**Task brief**
Print out the entries below with no edits.

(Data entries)
============================================================

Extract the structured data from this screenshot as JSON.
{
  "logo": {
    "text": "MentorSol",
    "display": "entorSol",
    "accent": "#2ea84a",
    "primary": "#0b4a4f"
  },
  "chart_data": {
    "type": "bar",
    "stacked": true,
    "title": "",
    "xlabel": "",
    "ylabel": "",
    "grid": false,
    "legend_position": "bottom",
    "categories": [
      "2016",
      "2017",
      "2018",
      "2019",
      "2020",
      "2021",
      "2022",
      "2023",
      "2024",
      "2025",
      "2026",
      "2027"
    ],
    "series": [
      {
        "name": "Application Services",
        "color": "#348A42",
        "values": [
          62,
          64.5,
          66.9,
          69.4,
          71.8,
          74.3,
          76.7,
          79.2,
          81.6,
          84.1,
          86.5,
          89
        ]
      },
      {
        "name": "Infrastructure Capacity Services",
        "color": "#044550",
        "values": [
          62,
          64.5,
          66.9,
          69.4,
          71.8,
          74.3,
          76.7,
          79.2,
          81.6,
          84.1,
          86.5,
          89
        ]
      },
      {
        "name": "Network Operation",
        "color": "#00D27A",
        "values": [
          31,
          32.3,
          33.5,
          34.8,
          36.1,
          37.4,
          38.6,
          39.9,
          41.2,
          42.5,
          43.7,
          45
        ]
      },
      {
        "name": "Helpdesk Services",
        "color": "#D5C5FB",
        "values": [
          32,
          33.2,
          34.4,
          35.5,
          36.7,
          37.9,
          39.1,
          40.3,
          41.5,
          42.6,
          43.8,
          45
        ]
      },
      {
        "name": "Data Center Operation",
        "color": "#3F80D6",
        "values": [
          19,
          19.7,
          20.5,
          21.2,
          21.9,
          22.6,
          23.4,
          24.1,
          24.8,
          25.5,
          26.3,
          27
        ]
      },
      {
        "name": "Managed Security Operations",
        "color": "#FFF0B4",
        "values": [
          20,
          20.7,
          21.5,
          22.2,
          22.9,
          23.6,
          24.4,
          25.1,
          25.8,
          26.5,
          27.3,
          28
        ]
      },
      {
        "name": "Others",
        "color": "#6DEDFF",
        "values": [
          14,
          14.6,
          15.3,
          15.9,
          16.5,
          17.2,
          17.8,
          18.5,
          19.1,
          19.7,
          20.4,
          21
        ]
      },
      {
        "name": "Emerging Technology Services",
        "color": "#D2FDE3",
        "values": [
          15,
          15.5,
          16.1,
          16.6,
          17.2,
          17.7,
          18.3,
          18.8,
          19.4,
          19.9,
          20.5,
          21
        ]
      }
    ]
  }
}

============================================================

**Task solution**
Extract the structured data from this screenshot as JSON.
{
  "logo": {
    "text": "MentorSol",
    "display": "entorSol",
    "accent": "#2ea84a",
    "primary": "#0b4a4f"
  },
  "chart_data": {
    "type": "bar",
    "stacked": true,
    "title": "",
    "xlabel": "",
    "ylabel": "",
    "grid": false,
    "legend_position": "bottom",
    "categories": [
      "2016",
      "2017",
      "2018",
      "2019",
      "2020",
      "2021",
      "2022",
      "2023",
      "2024",
      "2025",
      "2026",
      "2027"
    ],
    "series": [
      {
        "name": "Application Services",
        "color": "#348A42",
        "values": [
          62,
          64.5,
          66.9,
          69.4,
          71.8,
          74.3,
          76.7,
          79.2,
          81.6,
          84.1,
          86.5,
          89
        ]
      },
      {
        "name": "Infrastructure Capacity Services",
        "color": "#044550",
        "values": [
          62,
          64.5,
          66.9,
          69.4,
          71.8,
          74.3,
          76.7,
          79.2,
          81.6,
          84.1,
          86.5,
          89
        ]
      },
      {
        "name": "Network Operation",
        "color": "#00D27A",
        "values": [
          31,
          32.3,
          33.5,
          34.8,
          36.1,
          37.4,
          38.6,
          39.9,
          41.2,
          42.5,
          43.7,
          45
        ]
      },
      {
        "name": "Helpdesk Services",
        "color": "#D5C5FB",
        "values": [
          32,
          33.2,
          34.4,
          35.5,
          36.7,
          37.9,
          39.1,
          40.3,
          41.5,
          42.6,
          43.8,
          45
        ]
      },
      {
        "name": "Data Center Operation",
        "color": "#3F80D6",
        "values": [
          19,
          19.7,
          20.5,
          21.2,
          21.9,
          22.6,
          23.4,
          24.1,
          24.8,
          25.5,
          26.3,
          27
        ]
      },
      {
        "name": "Managed Security Operations",
        "color": "#FFF0B4",
        "values": [
          20,
          20.7,
          21.5,
          22.2,
          22.9,
          23.6,
          24.4,
          25.1,
          25.8,
          26.5,
          27.3,
          28
        ]
      },
      {
        "name": "Others",
        "color": "#6DEDFF",
        "values": [
          14,
          14.6,
          15.3,
          15.9,
          16.5,
          17.2,
          17.8,
          18.5,
          19.1,
          19.7,
          20.4,
          21
        ]
      },
      {
        "name": "Emerging Technology Services",
        "color": "#D2FDE3",
        "values": [
          15,
          15.5,
          16.1,
          16.6,
          17.2,
          17.7,
          18.3,
          18.8,
          19.4,
          19.9,
          20.5,
          21
        ]
      }
    ]
  }
}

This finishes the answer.